**Directive**
Retype the material below. Keep every word exactly as it is.

_ _ _ _ _ _ _

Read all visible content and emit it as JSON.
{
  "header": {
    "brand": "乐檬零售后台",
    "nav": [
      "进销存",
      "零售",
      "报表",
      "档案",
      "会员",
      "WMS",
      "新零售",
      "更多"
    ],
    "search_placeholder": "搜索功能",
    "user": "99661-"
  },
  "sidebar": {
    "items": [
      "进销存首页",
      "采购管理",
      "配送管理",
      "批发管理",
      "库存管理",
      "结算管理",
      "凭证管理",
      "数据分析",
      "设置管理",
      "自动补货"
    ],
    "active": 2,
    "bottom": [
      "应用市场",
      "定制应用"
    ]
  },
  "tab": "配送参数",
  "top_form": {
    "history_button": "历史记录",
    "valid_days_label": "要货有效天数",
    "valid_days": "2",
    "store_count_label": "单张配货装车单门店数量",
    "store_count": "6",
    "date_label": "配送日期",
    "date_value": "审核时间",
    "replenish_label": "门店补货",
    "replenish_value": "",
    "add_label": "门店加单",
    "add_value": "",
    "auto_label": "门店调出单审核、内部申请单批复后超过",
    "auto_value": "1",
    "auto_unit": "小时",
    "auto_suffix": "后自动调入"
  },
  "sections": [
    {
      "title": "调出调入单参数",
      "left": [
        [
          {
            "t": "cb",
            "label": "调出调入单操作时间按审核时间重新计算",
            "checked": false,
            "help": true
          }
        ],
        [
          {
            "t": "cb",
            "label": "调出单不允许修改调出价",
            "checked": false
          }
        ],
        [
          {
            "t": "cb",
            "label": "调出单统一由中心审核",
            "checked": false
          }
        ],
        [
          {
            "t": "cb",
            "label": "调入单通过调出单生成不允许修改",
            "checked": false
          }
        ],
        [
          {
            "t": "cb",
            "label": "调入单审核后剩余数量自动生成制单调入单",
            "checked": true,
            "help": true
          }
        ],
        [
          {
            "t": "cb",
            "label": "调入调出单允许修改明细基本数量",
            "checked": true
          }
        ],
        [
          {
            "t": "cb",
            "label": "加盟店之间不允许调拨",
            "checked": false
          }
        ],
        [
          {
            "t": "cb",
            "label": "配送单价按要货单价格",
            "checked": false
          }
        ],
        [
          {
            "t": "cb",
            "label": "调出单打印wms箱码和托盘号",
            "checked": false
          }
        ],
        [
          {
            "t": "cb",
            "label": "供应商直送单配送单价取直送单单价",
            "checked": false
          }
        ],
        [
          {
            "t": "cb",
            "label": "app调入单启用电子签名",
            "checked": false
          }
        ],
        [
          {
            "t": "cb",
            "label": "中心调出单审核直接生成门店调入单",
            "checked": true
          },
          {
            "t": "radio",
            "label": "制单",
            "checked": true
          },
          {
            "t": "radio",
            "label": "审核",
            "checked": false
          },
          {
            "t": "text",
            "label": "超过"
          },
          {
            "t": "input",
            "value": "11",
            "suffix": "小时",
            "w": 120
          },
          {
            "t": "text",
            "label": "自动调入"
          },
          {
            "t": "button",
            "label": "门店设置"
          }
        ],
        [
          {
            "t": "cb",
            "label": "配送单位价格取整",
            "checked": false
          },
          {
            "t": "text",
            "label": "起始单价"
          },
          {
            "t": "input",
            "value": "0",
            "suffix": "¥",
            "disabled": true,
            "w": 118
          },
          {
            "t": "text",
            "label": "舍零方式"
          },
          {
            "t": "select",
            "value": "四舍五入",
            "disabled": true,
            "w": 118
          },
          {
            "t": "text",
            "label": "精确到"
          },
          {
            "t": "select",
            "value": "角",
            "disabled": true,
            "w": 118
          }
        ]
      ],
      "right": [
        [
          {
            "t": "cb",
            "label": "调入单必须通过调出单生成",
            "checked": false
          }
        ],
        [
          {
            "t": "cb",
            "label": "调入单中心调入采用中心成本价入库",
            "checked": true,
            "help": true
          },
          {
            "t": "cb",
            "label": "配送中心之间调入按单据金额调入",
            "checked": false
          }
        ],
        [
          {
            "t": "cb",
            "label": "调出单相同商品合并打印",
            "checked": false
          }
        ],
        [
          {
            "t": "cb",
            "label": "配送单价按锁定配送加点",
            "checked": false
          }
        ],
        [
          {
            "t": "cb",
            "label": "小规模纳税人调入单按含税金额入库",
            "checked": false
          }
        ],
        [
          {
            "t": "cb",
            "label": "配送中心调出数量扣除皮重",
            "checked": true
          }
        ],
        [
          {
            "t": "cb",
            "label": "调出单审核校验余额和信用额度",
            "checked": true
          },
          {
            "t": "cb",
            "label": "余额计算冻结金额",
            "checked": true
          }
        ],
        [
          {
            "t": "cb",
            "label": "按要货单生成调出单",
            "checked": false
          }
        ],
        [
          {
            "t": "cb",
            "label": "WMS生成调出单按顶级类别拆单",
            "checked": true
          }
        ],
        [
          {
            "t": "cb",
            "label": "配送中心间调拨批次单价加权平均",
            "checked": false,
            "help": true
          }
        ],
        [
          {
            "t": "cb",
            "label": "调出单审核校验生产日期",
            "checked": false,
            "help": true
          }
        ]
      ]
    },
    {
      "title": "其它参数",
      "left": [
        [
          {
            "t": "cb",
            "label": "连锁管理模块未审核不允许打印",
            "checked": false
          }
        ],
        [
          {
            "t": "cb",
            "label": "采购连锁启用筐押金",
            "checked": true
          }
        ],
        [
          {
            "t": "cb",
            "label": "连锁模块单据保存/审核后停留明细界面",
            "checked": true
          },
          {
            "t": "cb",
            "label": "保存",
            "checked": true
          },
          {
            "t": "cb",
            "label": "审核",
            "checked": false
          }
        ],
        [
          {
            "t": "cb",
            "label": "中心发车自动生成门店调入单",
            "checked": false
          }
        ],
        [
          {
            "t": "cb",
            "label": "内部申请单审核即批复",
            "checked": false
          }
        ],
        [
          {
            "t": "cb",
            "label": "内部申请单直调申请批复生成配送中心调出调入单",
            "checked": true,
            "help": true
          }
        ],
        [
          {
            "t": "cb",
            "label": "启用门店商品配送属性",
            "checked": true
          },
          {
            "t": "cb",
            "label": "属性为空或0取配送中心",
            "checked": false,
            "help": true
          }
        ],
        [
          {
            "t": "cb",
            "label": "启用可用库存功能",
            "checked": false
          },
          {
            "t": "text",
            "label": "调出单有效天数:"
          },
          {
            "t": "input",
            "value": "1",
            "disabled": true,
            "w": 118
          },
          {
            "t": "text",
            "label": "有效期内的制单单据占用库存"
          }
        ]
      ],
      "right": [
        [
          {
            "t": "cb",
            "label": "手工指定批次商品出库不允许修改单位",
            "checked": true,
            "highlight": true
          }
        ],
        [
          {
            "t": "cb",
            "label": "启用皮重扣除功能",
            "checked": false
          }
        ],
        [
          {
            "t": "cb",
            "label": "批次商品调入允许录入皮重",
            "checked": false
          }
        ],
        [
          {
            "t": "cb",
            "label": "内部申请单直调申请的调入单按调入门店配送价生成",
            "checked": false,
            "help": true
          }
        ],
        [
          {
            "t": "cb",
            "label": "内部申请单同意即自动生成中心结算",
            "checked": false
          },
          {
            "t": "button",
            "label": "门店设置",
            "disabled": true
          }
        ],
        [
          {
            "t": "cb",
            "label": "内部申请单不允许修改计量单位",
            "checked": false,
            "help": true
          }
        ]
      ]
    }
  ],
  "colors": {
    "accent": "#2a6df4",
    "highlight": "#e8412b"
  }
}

_ _ _ _ _ _ _

**Final result**
Read all visible content and emit it as JSON.
{
  "header": {
    "brand": "乐檬零售后台",
    "nav": [
      "进销存",
      "零售",
      "报表",
      "档案",
      "会员",
      "WMS",
      "新零售",
      "更多"
    ],
    "search_placeholder": "搜索功能",
    "user": "99661-"
  },
  "sidebar": {
    "items": [
      "进销存首页",
      "采购管理",
      "配送管理",
      "批发管理",
      "库存管理",
      "结算管理",
      "凭证管理",
      "数据分析",
      "设置管理",
      "自动补货"
    ],
    "active": 2,
    "bottom": [
      "应用市场",
      "定制应用"
    ]
  },
  "tab": "配送参数",
  "top_form": {
    "history_button": "历史记录",
    "valid_days_label": "要货有效天数",
    "valid_days": "2",
    "store_count_label": "单张配货装车单门店数量",
    "store_count": "6",
    "date_label": "配送日期",
    "date_value": "审核时间",
    "replenish_label": "门店补货",
    "replenish_value": "",
    "add_label": "门店加单",
    "add_value": "",
    "auto_label": "门店调出单审核、内部申请单批复后超过",
    "auto_value": "1",
    "auto_unit": "小时",
    "auto_suffix": "后自动调入"
  },
  "sections": [
    {
      "title": "调出调入单参数",
      "left": [
        [
          {
            "t": "cb",
            "label": "调出调入单操作时间按审核时间重新计算",
            "checked": false,
            "help": true
          }
        ],
        [
          {
            "t": "cb",
            "label": "调出单不允许修改调出价",
            "checked": false
          }
        ],
        [
          {
            "t": "cb",
            "label": "调出单统一由中心审核",
            "checked": false
          }
        ],
        [
          {
            "t": "cb",
            "label": "调入单通过调出单生成不允许修改",
            "checked": false
          }
        ],
        [
          {
            "t": "cb",
            "label": "调入单审核后剩余数量自动生成制单调入单",
            "checked": true,
            "help": true
          }
        ],
        [
          {
            "t": "cb",
            "label": "调入调出单允许修改明细基本数量",
            "checked": true
          }
        ],
        [
          {
            "t": "cb",
            "label": "加盟店之间不允许调拨",
            "checked": false
          }
        ],
        [
          {
            "t": "cb",
            "label": "配送单价按要货单价格",
            "checked": false
          }
        ],
        [
          {
            "t": "cb",
            "label": "调出单打印wms箱码和托盘号",
            "checked": false
          }
        ],
        [
          {
            "t": "cb",
            "label": "供应商直送单配送单价取直送单单价",
            "checked": false
          }
        ],
        [
          {
            "t": "cb",
            "label": "app调入单启用电子签名",
            "checked": false
          }
        ],
        [
          {
            "t": "cb",
            "label": "中心调出单审核直接生成门店调入单",
            "checked": true
          },
          {
            "t": "radio",
            "label": "制单",
            "checked": true
          },
          {
            "t": "radio",
            "label": "审核",
            "checked": false
          },
          {
            "t": "text",
            "label": "超过"
          },
          {
            "t": "input",
            "value": "11",
            "suffix": "小时",
            "w": 120
          },
          {
            "t": "text",
            "label": "自动调入"
          },
          {
            "t": "button",
            "label": "门店设置"
          }
        ],
        [
          {
            "t": "cb",
            "label": "配送单位价格取整",
            "checked": false
          },
          {
            "t": "text",
            "label": "起始单价"
          },
          {
            "t": "input",
            "value": "0",
            "suffix": "¥",
            "disabled": true,
            "w": 118
          },
          {
            "t": "text",
            "label": "舍零方式"
          },
          {
            "t": "select",
            "value": "四舍五入",
            "disabled": true,
            "w": 118
          },
          {
            "t": "text",
            "label": "精确到"
          },
          {
            "t": "select",
            "value": "角",
            "disabled": true,
            "w": 118
          }
        ]
      ],
      "right": [
        [
          {
            "t": "cb",
            "label": "调入单必须通过调出单生成",
            "checked": false
          }
        ],
        [
          {
            "t": "cb",
            "label": "调入单中心调入采用中心成本价入库",
            "checked": true,
            "help": true
          },
          {
            "t": "cb",
            "label": "配送中心之间调入按单据金额调入",
            "checked": false
          }
        ],
        [
          {
            "t": "cb",
            "label": "调出单相同商品合并打印",
            "checked": false
          }
        ],
        [
          {
            "t": "cb",
            "label": "配送单价按锁定配送加点",
            "checked": false
          }
        ],
        [
          {
            "t": "cb",
            "label": "小规模纳税人调入单按含税金额入库",
            "checked": false
          }
        ],
        [
          {
            "t": "cb",
            "label": "配送中心调出数量扣除皮重",
            "checked": true
          }
        ],
        [
          {
            "t": "cb",
            "label": "调出单审核校验余额和信用额度",
            "checked": true
          },
          {
            "t": "cb",
            "label": "余额计算冻结金额",
            "checked": true
          }
        ],
        [
          {
            "t": "cb",
            "label": "按要货单生成调出单",
            "checked": false
          }
        ],
        [
          {
            "t": "cb",
            "label": "WMS生成调出单按顶级类别拆单",
            "checked": true
          }
        ],
        [
          {
            "t": "cb",
            "label": "配送中心间调拨批次单价加权平均",
            "checked": false,
            "help": true
          }
        ],
        [
          {
            "t": "cb",
            "label": "调出单审核校验生产日期",
            "checked": false,
            "help": true
          }
        ]
      ]
    },
    {
      "title": "其它参数",
      "left": [
        [
          {
            "t": "cb",
            "label": "连锁管理模块未审核不允许打印",
            "checked": false
          }
        ],
        [
          {
            "t": "cb",
            "label": "采购连锁启用筐押金",
            "checked": true
          }
        ],
        [
          {
            "t": "cb",
            "label": "连锁模块单据保存/审核后停留明细界面",
            "checked": true
          },
          {
            "t": "cb",
            "label": "保存",
            "checked": true
          },
          {
            "t": "cb",
            "label": "审核",
            "checked": false
          }
        ],
        [
          {
            "t": "cb",
            "label": "中心发车自动生成门店调入单",
            "checked": false
          }
        ],
        [
          {
            "t": "cb",
            "label": "内部申请单审核即批复",
            "checked": false
          }
        ],
        [
          {
            "t": "cb",
            "label": "内部申请单直调申请批复生成配送中心调出调入单",
            "checked": true,
            "help": true
          }
        ],
        [
          {
            "t": "cb",
            "label": "启用门店商品配送属性",
            "checked": true
          },
          {
            "t": "cb",
            "label": "属性为空或0取配送中心",
            "checked": false,
            "help": true
          }
        ],
        [
          {
            "t": "cb",
            "label": "启用可用库存功能",
            "checked": false
          },
          {
            "t": "text",
            "label": "调出单有效天数:"
          },
          {
            "t": "input",
            "value": "1",
            "disabled": true,
            "w": 118
          },
          {
            "t": "text",
            "label": "有效期内的制单单据占用库存"
          }
        ]
      ],
      "right": [
        [
          {
            "t": "cb",
            "label": "手工指定批次商品出库不允许修改单位",
            "checked": true,
            "highlight": true
          }
        ],
        [
          {
            "t": "cb",
            "label": "启用皮重扣除功能",
            "checked": false
          }
        ],
        [
          {
            "t": "cb",
            "label": "批次商品调入允许录入皮重",
            "checked": false
          }
        ],
        [
          {
            "t": "cb",
            "label": "内部申请单直调申请的调入单按调入门店配送价生成",
            "checked": false,
            "help": true
          }
        ],
        [
          {
            "t": "cb",
            "label": "内部申请单同意即自动生成中心结算",
            "checked": false
          },
          {
            "t": "button",
            "label": "门店设置",
            "disabled": true
          }
        ],
        [
          {
            "t": "cb",
            "label": "内部申请单不允许修改计量单位",
            "checked": false,
            "help": true
          }
        ]
      ]
    }
  ],
  "colors": {
    "accent": "#2a6df4",
    "highlight": "#e8412b"
  }
}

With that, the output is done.